▸ Short problem
The entries below should be output exactly as written.

# Start of Material for this exercise

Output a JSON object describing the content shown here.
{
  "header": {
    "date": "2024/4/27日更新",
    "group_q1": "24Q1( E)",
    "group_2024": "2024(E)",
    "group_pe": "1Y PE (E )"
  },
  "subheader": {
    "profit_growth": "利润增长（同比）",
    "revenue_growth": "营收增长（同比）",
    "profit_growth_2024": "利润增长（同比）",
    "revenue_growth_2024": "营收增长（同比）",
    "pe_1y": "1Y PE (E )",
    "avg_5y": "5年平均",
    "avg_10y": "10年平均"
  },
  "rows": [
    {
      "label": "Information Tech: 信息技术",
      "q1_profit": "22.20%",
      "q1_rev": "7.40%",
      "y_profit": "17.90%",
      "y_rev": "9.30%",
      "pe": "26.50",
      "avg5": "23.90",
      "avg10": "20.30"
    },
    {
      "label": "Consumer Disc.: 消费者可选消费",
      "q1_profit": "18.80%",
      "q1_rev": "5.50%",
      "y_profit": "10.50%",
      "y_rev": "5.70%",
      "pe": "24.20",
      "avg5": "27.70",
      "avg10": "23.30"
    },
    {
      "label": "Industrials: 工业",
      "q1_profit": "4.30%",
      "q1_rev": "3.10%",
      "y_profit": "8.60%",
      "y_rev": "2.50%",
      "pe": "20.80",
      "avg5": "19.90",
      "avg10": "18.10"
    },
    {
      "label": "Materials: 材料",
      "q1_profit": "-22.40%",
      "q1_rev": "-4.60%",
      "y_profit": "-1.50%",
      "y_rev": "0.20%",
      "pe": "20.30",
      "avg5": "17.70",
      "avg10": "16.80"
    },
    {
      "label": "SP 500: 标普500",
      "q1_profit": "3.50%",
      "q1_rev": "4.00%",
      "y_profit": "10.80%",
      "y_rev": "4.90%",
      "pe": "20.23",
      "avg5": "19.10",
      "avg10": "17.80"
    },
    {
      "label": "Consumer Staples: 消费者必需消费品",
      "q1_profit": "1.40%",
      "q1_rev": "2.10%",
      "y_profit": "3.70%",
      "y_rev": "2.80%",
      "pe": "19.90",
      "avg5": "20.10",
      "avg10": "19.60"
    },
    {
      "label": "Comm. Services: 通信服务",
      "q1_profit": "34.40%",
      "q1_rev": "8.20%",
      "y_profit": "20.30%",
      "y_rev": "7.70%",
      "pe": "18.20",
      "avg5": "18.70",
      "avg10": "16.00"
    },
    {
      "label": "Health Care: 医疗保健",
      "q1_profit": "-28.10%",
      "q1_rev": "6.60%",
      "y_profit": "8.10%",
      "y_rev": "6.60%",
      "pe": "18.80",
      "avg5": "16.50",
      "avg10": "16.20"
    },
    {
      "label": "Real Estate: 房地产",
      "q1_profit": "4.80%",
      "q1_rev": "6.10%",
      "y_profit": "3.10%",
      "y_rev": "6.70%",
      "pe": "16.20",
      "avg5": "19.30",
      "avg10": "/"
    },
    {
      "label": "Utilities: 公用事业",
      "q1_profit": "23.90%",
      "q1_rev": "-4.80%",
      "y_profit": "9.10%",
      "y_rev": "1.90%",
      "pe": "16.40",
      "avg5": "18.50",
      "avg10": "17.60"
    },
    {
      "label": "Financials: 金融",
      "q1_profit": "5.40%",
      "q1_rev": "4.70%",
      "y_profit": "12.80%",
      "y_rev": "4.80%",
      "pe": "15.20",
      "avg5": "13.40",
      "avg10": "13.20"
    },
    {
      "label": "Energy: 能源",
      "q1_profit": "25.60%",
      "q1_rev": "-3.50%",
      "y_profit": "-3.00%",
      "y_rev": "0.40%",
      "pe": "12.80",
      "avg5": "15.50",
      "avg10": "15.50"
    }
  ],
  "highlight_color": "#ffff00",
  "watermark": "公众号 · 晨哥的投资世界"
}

# End of Material for this exercise

▸ Solution to this problem
Output a JSON object describing the content shown here.
{
  "header": {
    "date": "2024/4/27日更新",
    "group_q1": "24Q1( E)",
    "group_2024": "2024(E)",
    "group_pe": "1Y PE (E )"
  },
  "subheader": {
    "profit_growth": "利润增长（同比）",
    "revenue_growth": "营收增长（同比）",
    "profit_growth_2024": "利润增长（同比）",
    "revenue_growth_2024": "营收增长（同比）",
    "pe_1y": "1Y PE (E )",
    "avg_5y": "5年平均",
    "avg_10y": "10年平均"
  },
  "rows": [
    {
      "label": "Information Tech: 信息技术",
      "q1_profit": "22.20%",
      "q1_rev": "7.40%",
      "y_profit": "17.90%",
      "y_rev": "9.30%",
      "pe": "26.50",
      "avg5": "23.90",
      "avg10": "20.30"
    },
    {
      "label": "Consumer Disc.: 消费者可选消费",
      "q1_profit": "18.80%",
      "q1_rev": "5.50%",
      "y_profit": "10.50%",
      "y_rev": "5.70%",
      "pe": "24.20",
      "avg5": "27.70",
      "avg10": "23.30"
    },
    {
      "label": "Industrials: 工业",
      "q1_profit": "4.30%",
      "q1_rev": "3.10%",
      "y_profit": "8.60%",
      "y_rev": "2.50%",
      "pe": "20.80",
      "avg5": "19.90",
      "avg10": "18.10"
    },
    {
      "label": "Materials: 材料",
      "q1_profit": "-22.40%",
      "q1_rev": "-4.60%",
      "y_profit": "-1.50%",
      "y_rev": "0.20%",
      "pe": "20.30",
      "avg5": "17.70",
      "avg10": "16.80"
    },
    {
      "label": "SP 500: 标普500",
      "q1_profit": "3.50%",
      "q1_rev": "4.00%",
      "y_profit": "10.80%",
      "y_rev": "4.90%",
      "pe": "20.23",
      "avg5": "19.10",
      "avg10": "17.80"
    },
    {
      "label": "Consumer Staples: 消费者必需消费品",
      "q1_profit": "1.40%",
      "q1_rev": "2.10%",
      "y_profit": "3.70%",
      "y_rev": "2.80%",
      "pe": "19.90",
      "avg5": "20.10",
      "avg10": "19.60"
    },
    {
      "label": "Comm. Services: 通信服务",
      "q1_profit": "34.40%",
      "q1_rev": "8.20%",
      "y_profit": "20.30%",
      "y_rev": "7.70%",
      "pe": "18.20",
      "avg5": "18.70",
      "avg10": "16.00"
    },
    {
      "label": "Health Care: 医疗保健",
      "q1_profit": "-28.10%",
      "q1_rev": "6.60%",
      "y_profit": "8.10%",
      "y_rev": "6.60%",
      "pe": "18.80",
      "avg5": "16.50",
      "avg10": "16.20"
    },
    {
      "label": "Real Estate: 房地产",
      "q1_profit": "4.80%",
      "q1_rev": "6.10%",
      "y_profit": "3.10%",
      "y_rev": "6.70%",
      "pe": "16.20",
      "avg5": "19.30",
      "avg10": "/"
    },
    {
      "label": "Utilities: 公用事业",
      "q1_profit": "23.90%",
      "q1_rev": "-4.80%",
      "y_profit": "9.10%",
      "y_rev": "1.90%",
      "pe": "16.40",
      "avg5": "18.50",
      "avg10": "17.60"
    },
    {
      "label": "Financials: 金融",
      "q1_profit": "5.40%",
      "q1_rev": "4.70%",
      "y_profit": "12.80%",
      "y_rev": "4.80%",
      "pe": "15.20",
      "avg5": "13.40",
      "avg10": "13.20"
    },
    {
      "label": "Energy: 能源",
      "q1_profit": "25.60%",
      "q1_rev": "-3.50%",
      "y_profit": "-3.00%",
      "y_rev": "0.40%",
      "pe": "12.80",
      "avg5": "15.50",
      "avg10": "15.50"
    }
  ],
  "highlight_color": "#ffff00",
  "watermark": "公众号 · 晨哥的投资世界"
}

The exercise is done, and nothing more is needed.